• _TO DO_
Identify each line below that contains the word "limpieza", and copy it out.

• _DATA ROWS_
** start **
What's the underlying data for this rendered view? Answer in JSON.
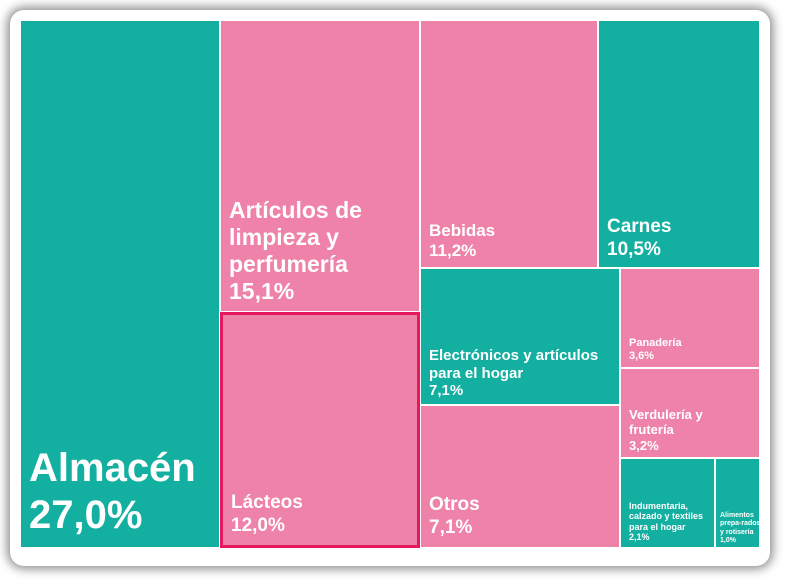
{
  "chart_data": {
    "type": "treemap",
    "colors": {
      "teal": "#13afa0",
      "pink": "#ee82a9",
      "highlight": "#e6195f"
    },
    "items": [
      {
        "id": "almacen",
        "label": "Almacén",
        "value": 27.0,
        "display": "27,0%",
        "color": "teal"
      },
      {
        "id": "limpieza",
        "label": "Artículos de limpieza y perfumería",
        "value": 15.1,
        "display": "15,1%",
        "color": "pink"
      },
      {
        "id": "lacteos",
        "label": "Lácteos",
        "value": 12.0,
        "display": "12,0%",
        "color": "pink",
        "highlighted": true
      },
      {
        "id": "bebidas",
        "label": "Bebidas",
        "value": 11.2,
        "display": "11,2%",
        "color": "pink"
      },
      {
        "id": "carnes",
        "label": "Carnes",
        "value": 10.5,
        "display": "10,5%",
        "color": "teal"
      },
      {
        "id": "electronicos",
        "label": "Electrónicos y artículos para el hogar",
        "value": 7.1,
        "display": "7,1%",
        "color": "teal"
      },
      {
        "id": "otros",
        "label": "Otros",
        "value": 7.1,
        "display": "7,1%",
        "color": "pink"
      },
      {
        "id": "panaderia",
        "label": "Panadería",
        "value": 3.6,
        "display": "3,6%",
        "color": "pink"
      },
      {
        "id": "verduleria",
        "label": "Verdulería y frutería",
        "value": 3.2,
        "display": "3,2%",
        "color": "pink"
      },
      {
        "id": "indumentaria",
        "label": "Indumentaria, calzado y textiles para el hogar",
        "value": 2.1,
        "display": "2,1%",
        "color": "teal"
      },
      {
        "id": "alimentos",
        "label": "Alimentos prepa-rados y rotisería",
        "value": 1.0,
        "display": "1,0%",
        "color": "teal"
      }
    ]
  }
}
** end **
• _SOLUTION TO THE EXERCISE_
        "id": "limpieza",
        "label": "Artículos de limpieza y perfumería",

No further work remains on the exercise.